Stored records
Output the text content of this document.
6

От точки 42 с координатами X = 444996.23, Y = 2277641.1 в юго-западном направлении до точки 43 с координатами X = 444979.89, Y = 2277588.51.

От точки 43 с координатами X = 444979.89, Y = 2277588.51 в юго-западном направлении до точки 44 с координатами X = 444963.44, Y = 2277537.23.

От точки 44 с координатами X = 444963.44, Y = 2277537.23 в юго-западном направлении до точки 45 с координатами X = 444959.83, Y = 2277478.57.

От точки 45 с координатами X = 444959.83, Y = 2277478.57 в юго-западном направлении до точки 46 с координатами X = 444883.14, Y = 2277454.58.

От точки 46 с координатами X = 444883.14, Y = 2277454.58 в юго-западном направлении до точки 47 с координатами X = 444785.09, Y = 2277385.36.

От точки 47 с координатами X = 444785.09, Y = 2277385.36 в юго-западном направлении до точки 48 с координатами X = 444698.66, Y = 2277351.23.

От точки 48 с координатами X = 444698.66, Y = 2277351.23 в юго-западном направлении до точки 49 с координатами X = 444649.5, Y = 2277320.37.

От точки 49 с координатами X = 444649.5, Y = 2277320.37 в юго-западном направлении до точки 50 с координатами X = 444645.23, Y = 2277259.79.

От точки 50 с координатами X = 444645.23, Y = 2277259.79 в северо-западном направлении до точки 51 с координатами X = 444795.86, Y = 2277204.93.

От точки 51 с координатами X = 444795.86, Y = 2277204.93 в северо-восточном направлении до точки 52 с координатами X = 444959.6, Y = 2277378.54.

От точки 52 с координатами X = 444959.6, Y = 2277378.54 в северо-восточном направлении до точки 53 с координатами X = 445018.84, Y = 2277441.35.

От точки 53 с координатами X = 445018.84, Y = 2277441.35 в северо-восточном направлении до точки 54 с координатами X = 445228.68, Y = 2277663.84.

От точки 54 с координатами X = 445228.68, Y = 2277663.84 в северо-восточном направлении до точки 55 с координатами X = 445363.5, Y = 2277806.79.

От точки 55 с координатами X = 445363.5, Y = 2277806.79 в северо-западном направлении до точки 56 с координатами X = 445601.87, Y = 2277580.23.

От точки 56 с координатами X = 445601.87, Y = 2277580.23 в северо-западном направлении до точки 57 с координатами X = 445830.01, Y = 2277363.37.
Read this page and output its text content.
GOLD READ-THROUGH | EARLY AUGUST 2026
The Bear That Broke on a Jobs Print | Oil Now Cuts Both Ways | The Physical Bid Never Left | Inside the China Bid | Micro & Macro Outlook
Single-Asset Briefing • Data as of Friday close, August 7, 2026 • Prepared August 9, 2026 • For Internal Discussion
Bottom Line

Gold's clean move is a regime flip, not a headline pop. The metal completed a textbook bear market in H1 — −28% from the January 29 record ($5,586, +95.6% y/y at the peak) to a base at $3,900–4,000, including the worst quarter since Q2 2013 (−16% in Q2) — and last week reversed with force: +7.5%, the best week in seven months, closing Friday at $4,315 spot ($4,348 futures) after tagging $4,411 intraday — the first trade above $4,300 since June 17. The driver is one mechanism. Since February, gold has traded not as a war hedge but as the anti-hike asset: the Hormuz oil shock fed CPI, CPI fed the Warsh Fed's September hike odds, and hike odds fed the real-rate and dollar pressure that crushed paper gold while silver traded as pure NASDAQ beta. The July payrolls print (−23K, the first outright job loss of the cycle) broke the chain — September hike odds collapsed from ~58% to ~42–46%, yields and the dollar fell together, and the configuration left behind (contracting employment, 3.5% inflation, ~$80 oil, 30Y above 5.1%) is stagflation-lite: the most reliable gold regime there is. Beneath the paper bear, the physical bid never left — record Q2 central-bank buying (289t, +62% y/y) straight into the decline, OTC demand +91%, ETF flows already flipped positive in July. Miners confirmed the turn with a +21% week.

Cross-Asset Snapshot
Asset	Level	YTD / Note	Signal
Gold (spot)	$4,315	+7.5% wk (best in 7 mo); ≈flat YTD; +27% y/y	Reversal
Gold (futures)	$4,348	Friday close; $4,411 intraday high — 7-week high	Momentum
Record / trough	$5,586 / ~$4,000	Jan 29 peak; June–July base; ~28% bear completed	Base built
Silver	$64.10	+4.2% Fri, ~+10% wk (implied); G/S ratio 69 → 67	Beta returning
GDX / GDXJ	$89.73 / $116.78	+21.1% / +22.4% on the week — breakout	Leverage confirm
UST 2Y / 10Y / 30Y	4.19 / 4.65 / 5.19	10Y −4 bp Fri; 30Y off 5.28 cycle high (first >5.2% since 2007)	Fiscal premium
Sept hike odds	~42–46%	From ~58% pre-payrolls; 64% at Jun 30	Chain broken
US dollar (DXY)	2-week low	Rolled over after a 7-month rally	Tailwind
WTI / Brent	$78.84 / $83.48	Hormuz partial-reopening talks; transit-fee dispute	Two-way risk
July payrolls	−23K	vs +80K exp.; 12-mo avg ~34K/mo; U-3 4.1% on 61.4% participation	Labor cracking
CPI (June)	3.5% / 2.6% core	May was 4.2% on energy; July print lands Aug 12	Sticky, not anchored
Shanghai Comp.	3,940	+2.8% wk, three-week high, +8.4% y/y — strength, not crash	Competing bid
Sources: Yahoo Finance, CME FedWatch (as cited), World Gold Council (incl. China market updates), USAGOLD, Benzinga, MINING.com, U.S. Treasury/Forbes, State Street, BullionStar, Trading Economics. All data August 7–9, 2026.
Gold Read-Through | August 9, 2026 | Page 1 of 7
---
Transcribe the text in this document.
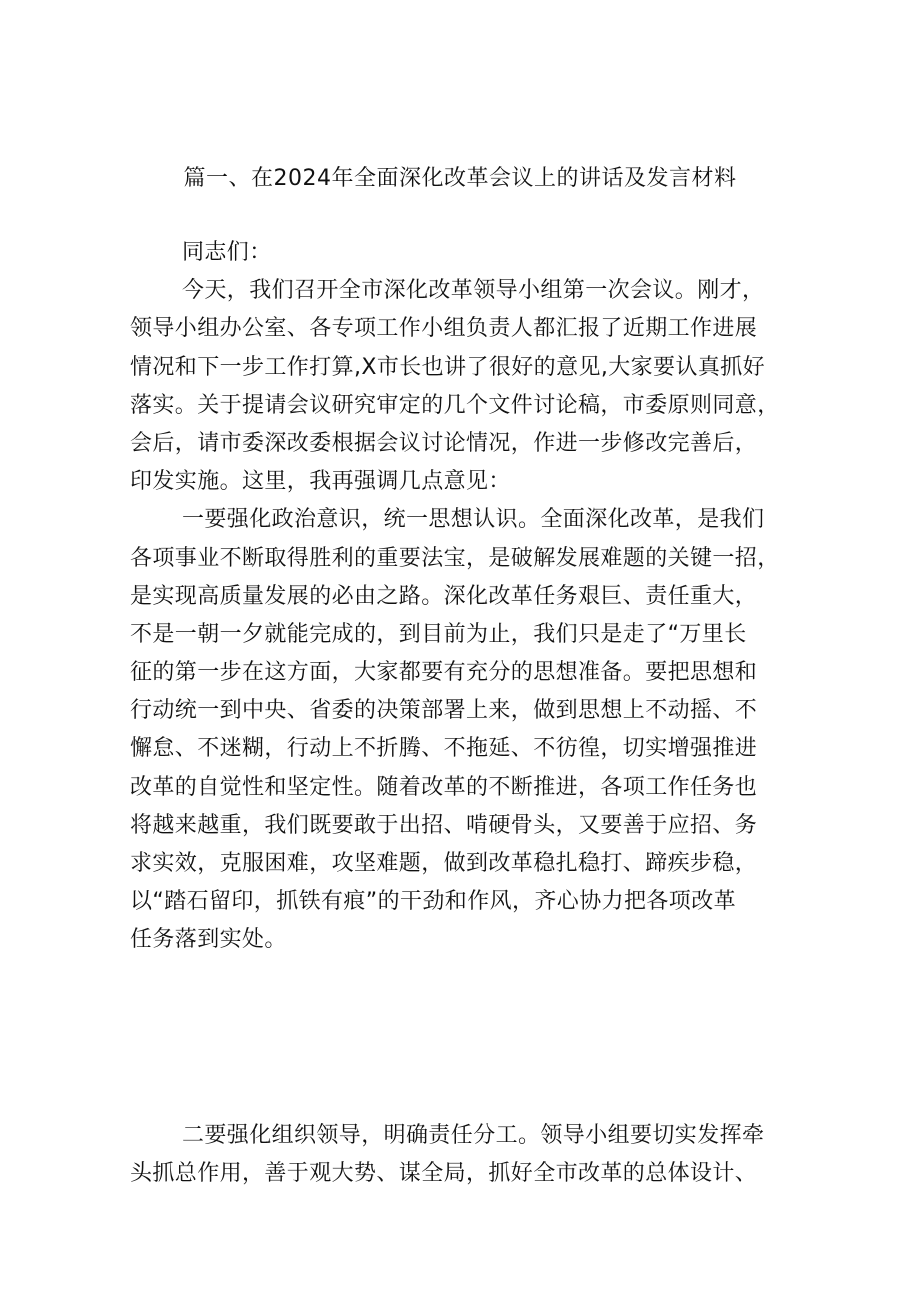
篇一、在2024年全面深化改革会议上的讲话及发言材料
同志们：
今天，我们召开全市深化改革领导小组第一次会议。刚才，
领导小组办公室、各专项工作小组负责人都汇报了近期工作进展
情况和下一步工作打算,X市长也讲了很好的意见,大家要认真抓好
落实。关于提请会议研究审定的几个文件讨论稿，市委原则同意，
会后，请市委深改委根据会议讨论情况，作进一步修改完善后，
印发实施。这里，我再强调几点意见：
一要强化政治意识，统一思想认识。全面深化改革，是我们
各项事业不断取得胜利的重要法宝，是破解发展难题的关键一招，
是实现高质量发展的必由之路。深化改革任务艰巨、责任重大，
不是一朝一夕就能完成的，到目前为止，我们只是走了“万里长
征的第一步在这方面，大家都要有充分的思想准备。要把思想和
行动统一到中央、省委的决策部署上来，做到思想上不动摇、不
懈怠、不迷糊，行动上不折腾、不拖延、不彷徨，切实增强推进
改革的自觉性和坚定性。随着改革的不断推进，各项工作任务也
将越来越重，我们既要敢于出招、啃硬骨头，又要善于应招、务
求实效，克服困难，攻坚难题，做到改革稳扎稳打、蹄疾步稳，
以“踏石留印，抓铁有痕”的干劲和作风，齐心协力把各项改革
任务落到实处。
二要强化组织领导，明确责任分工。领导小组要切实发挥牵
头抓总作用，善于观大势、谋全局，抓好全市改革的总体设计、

> _Short exercise_
In the entries above, find every line holding the word "document" and copy it out.

> _Answer to this problem_
Output the text content of this document.
Transcribe the text in this document.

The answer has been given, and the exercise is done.